Can you restate the records below word for word?

Begin Data entries

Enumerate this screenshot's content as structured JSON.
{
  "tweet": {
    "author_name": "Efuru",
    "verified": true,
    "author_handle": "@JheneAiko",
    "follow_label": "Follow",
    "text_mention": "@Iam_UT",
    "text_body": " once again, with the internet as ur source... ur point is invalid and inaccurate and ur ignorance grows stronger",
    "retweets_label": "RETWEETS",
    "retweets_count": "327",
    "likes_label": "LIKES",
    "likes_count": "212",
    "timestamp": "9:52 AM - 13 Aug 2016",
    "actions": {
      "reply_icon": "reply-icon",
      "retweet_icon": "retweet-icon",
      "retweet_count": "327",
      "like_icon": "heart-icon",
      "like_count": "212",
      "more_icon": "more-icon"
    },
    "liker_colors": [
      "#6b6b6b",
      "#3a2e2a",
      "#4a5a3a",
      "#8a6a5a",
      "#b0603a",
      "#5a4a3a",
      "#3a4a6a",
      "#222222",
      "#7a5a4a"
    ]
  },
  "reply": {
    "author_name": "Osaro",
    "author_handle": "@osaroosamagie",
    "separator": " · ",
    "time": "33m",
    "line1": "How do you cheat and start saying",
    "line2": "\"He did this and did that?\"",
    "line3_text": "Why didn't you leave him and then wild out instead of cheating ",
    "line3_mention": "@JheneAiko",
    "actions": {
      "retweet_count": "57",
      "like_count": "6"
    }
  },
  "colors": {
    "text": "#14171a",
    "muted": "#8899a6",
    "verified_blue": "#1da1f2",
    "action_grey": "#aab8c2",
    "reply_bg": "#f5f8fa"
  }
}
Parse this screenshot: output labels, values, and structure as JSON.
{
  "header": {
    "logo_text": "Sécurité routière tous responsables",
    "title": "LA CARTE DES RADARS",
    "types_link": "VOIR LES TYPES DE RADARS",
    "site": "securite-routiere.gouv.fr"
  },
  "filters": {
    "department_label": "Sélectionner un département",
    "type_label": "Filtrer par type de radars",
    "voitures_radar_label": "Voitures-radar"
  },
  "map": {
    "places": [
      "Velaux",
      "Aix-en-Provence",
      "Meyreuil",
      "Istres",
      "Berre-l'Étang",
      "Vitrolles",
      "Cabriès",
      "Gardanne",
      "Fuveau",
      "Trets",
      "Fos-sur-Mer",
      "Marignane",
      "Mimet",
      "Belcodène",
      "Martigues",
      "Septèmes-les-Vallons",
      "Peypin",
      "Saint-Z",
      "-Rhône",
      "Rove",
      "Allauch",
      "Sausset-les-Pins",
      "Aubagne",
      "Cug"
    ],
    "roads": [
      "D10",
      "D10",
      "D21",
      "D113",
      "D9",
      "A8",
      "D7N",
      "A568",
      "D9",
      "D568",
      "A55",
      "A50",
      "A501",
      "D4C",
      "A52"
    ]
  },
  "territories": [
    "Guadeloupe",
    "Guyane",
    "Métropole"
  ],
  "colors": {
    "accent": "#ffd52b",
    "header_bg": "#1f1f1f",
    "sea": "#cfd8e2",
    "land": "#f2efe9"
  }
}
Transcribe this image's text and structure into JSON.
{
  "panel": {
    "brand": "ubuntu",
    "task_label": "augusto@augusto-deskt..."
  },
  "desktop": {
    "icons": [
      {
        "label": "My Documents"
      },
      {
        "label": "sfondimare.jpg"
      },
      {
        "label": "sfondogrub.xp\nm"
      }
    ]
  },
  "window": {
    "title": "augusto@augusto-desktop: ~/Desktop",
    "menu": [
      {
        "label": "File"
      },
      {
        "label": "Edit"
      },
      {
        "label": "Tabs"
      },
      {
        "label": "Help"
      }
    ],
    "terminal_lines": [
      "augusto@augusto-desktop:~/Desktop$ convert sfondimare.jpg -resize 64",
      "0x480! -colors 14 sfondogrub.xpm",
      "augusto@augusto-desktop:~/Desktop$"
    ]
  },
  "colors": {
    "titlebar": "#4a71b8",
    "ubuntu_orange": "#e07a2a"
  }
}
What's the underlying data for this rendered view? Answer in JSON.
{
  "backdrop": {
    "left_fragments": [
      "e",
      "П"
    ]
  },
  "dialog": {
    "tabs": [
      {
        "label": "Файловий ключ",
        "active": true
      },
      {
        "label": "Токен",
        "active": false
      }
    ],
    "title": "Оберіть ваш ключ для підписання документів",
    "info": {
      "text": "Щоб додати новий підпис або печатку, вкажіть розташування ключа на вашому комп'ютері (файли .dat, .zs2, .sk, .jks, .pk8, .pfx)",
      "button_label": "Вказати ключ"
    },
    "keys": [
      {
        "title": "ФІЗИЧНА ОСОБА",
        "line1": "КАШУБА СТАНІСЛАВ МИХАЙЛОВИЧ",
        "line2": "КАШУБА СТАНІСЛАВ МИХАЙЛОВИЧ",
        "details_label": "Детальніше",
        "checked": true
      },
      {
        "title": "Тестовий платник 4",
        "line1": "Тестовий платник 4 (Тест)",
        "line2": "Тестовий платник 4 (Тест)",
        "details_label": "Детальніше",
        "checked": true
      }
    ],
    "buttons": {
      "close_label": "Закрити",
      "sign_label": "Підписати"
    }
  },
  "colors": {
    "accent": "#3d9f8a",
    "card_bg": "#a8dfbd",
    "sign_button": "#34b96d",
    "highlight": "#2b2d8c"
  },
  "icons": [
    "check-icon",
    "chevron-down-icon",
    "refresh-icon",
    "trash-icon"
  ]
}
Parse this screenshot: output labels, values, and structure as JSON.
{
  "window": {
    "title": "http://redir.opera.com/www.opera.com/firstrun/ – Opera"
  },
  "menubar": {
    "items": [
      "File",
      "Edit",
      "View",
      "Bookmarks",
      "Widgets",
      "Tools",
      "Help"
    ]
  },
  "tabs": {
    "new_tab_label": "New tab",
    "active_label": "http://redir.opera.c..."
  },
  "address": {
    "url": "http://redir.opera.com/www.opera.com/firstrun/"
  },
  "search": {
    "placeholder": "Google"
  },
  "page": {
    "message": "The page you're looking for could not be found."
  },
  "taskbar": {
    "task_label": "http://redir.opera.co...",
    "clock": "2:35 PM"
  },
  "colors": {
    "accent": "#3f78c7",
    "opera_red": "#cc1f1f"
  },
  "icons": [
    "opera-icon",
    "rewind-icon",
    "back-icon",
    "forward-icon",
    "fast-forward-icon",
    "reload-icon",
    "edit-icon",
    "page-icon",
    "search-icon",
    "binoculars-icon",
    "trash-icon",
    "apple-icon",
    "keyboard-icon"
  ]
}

End Data entries

- Solved problem:
Enumerate this screenshot's content as structured JSON.
{
  "tweet": {
    "author_name": "Efuru",
    "verified": true,
    "author_handle": "@JheneAiko",
    "follow_label": "Follow",
    "text_mention": "@Iam_UT",
    "text_body": " once again, with the internet as ur source... ur point is invalid and inaccurate and ur ignorance grows stronger",
    "retweets_label": "RETWEETS",
    "retweets_count": "327",
    "likes_label": "LIKES",
    "likes_count": "212",
    "timestamp": "9:52 AM - 13 Aug 2016",
    "actions": {
      "reply_icon": "reply-icon",
      "retweet_icon": "retweet-icon",
      "retweet_count": "327",
      "like_icon": "heart-icon",
      "like_count": "212",
      "more_icon": "more-icon"
    },
    "liker_colors": [
      "#6b6b6b",
      "#3a2e2a",
      "#4a5a3a",
      "#8a6a5a",
      "#b0603a",
      "#5a4a3a",
      "#3a4a6a",
      "#222222",
      "#7a5a4a"
    ]
  },
  "reply": {
    "author_name": "Osaro",
    "author_handle": "@osaroosamagie",
    "separator": " · ",
    "time": "33m",
    "line1": "How do you cheat and start saying",
    "line2": "\"He did this and did that?\"",
    "line3_text": "Why didn't you leave him and then wild out instead of cheating ",
    "line3_mention": "@JheneAiko",
    "actions": {
      "retweet_count": "57",
      "like_count": "6"
    }
  },
  "colors": {
    "text": "#14171a",
    "muted": "#8899a6",
    "verified_blue": "#1da1f2",
    "action_grey": "#aab8c2",
    "reply_bg": "#f5f8fa"
  }
}
Parse this screenshot: output labels, values, and structure as JSON.
{
  "header": {
    "logo_text": "Sécurité routière tous responsables",
    "title": "LA CARTE DES RADARS",
    "types_link": "VOIR LES TYPES DE RADARS",
    "site": "securite-routiere.gouv.fr"
  },
  "filters": {
    "department_label": "Sélectionner un département",
    "type_label": "Filtrer par type de radars",
    "voitures_radar_label": "Voitures-radar"
  },
  "map": {
    "places": [
      "Velaux",
      "Aix-en-Provence",
      "Meyreuil",
      "Istres",
      "Berre-l'Étang",
      "Vitrolles",
      "Cabriès",
      "Gardanne",
      "Fuveau",
      "Trets",
      "Fos-sur-Mer",
      "Marignane",
      "Mimet",
      "Belcodène",
      "Martigues",
      "Septèmes-les-Vallons",
      "Peypin",
      "Saint-Z",
      "-Rhône",
      "Rove",
      "Allauch",
      "Sausset-les-Pins",
      "Aubagne",
      "Cug"
    ],
    "roads": [
      "D10",
      "D10",
      "D21",
      "D113",
      "D9",
      "A8",
      "D7N",
      "A568",
      "D9",
      "D568",
      "A55",
      "A50",
      "A501",
      "D4C",
      "A52"
    ]
  },
  "territories": [
    "Guadeloupe",
    "Guyane",
    "Métropole"
  ],
  "colors": {
    "accent": "#ffd52b",
    "header_bg": "#1f1f1f",
    "sea": "#cfd8e2",
    "land": "#f2efe9"
  }
}
Transcribe this image's text and structure into JSON.
{
  "panel": {
    "brand": "ubuntu",
    "task_label": "augusto@augusto-deskt..."
  },
  "desktop": {
    "icons": [
      {
        "label": "My Documents"
      },
      {
        "label": "sfondimare.jpg"
      },
      {
        "label": "sfondogrub.xp\nm"
      }
    ]
  },
  "window": {
    "title": "augusto@augusto-desktop: ~/Desktop",
    "menu": [
      {
        "label": "File"
      },
      {
        "label": "Edit"
      },
      {
        "label": "Tabs"
      },
      {
        "label": "Help"
      }
    ],
    "terminal_lines": [
      "augusto@augusto-desktop:~/Desktop$ convert sfondimare.jpg -resize 64",
      "0x480! -colors 14 sfondogrub.xpm",
      "augusto@augusto-desktop:~/Desktop$"
    ]
  },
  "colors": {
    "titlebar": "#4a71b8",
    "ubuntu_orange": "#e07a2a"
  }
}
What's the underlying data for this rendered view? Answer in JSON.
{
  "backdrop": {
    "left_fragments": [
      "e",
      "П"
    ]
  },
  "dialog": {
    "tabs": [
      {
        "label": "Файловий ключ",
        "active": true
      },
      {
        "label": "Токен",
        "active": false
      }
    ],
    "title": "Оберіть ваш ключ для підписання документів",
    "info": {
      "text": "Щоб додати новий підпис або печатку, вкажіть розташування ключа на вашому комп'ютері (файли .dat, .zs2, .sk, .jks, .pk8, .pfx)",
      "button_label": "Вказати ключ"
    },
    "keys": [
      {
        "title": "ФІЗИЧНА ОСОБА",
        "line1": "КАШУБА СТАНІСЛАВ МИХАЙЛОВИЧ",
        "line2": "КАШУБА СТАНІСЛАВ МИХАЙЛОВИЧ",
        "details_label": "Детальніше",
        "checked": true
      },
      {
        "title": "Тестовий платник 4",
        "line1": "Тестовий платник 4 (Тест)",
        "line2": "Тестовий платник 4 (Тест)",
        "details_label": "Детальніше",
        "checked": true
      }
    ],
    "buttons": {
      "close_label": "Закрити",
      "sign_label": "Підписати"
    }
  },
  "colors": {
    "accent": "#3d9f8a",
    "card_bg": "#a8dfbd",
    "sign_button": "#34b96d",
    "highlight": "#2b2d8c"
  },
  "icons": [
    "check-icon",
    "chevron-down-icon",
    "refresh-icon",
    "trash-icon"
  ]
}
Parse this screenshot: output labels, values, and structure as JSON.
{
  "window": {
    "title": "http://redir.opera.com/www.opera.com/firstrun/ – Opera"
  },
  "menubar": {
    "items": [
      "File",
      "Edit",
      "View",
      "Bookmarks",
      "Widgets",
      "Tools",
      "Help"
    ]
  },
  "tabs": {
    "new_tab_label": "New tab",
    "active_label": "http://redir.opera.c..."
  },
  "address": {
    "url": "http://redir.opera.com/www.opera.com/firstrun/"
  },
  "search": {
    "placeholder": "Google"
  },
  "page": {
    "message": "The page you're looking for could not be found."
  },
  "taskbar": {
    "task_label": "http://redir.opera.co...",
    "clock": "2:35 PM"
  },
  "colors": {
    "accent": "#3f78c7",
    "opera_red": "#cc1f1f"
  },
  "icons": [
    "opera-icon",
    "rewind-icon",
    "back-icon",
    "forward-icon",
    "fast-forward-icon",
    "reload-icon",
    "edit-icon",
    "page-icon",
    "search-icon",
    "binoculars-icon",
    "trash-icon",
    "apple-icon",
    "keyboard-icon"
  ]
}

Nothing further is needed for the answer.